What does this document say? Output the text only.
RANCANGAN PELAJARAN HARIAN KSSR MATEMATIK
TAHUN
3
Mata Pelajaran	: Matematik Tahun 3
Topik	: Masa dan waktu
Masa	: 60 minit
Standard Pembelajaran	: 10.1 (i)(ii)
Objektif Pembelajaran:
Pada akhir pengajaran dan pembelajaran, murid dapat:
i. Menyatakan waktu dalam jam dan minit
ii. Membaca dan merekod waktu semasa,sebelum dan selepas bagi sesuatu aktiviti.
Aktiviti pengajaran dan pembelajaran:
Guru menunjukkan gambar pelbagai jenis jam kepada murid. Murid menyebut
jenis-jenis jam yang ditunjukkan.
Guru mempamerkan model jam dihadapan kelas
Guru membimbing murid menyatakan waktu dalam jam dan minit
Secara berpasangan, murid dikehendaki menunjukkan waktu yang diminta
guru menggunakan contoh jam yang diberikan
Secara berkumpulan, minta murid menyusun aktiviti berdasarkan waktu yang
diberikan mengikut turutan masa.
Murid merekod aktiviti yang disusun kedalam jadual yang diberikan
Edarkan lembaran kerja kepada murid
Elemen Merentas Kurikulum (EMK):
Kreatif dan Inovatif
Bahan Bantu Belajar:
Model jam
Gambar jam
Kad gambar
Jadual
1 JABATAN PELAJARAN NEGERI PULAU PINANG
--
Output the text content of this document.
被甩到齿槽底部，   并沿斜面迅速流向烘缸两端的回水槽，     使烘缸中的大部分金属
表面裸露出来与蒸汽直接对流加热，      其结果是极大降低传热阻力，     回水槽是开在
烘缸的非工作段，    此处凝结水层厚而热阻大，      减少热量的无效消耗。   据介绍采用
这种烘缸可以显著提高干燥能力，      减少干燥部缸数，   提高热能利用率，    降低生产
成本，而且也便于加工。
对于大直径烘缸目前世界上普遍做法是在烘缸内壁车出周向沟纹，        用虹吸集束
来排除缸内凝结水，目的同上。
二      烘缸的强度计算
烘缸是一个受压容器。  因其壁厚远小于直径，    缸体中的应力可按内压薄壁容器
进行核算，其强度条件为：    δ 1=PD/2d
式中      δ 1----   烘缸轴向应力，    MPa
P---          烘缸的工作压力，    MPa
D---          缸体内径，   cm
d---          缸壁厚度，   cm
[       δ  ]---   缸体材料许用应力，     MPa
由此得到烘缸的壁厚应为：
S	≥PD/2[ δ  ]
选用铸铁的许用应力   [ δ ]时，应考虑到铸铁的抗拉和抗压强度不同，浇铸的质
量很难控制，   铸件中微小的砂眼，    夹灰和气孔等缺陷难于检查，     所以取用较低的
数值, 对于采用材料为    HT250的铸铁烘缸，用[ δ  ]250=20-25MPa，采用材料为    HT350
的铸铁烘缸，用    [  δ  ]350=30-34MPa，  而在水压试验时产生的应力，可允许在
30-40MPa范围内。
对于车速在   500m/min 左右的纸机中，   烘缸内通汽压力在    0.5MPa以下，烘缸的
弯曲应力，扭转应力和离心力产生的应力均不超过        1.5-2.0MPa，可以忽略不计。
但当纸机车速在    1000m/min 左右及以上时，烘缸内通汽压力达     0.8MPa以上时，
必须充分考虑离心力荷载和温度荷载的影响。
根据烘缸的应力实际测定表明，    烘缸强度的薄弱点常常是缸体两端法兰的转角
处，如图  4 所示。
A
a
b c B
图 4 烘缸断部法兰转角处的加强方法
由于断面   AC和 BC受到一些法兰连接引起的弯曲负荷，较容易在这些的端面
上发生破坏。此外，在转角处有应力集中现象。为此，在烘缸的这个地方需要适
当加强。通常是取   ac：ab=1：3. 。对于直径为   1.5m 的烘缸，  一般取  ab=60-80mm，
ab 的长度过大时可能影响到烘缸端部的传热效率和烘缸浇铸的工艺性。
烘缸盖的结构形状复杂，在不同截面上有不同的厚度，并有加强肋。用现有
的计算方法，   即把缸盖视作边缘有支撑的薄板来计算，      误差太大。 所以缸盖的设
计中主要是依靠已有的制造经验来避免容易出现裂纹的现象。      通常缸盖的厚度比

__Exercise task__. Give the number of lines in the entries above that include the string "merekod". No other output is expected.

__Full output__. 2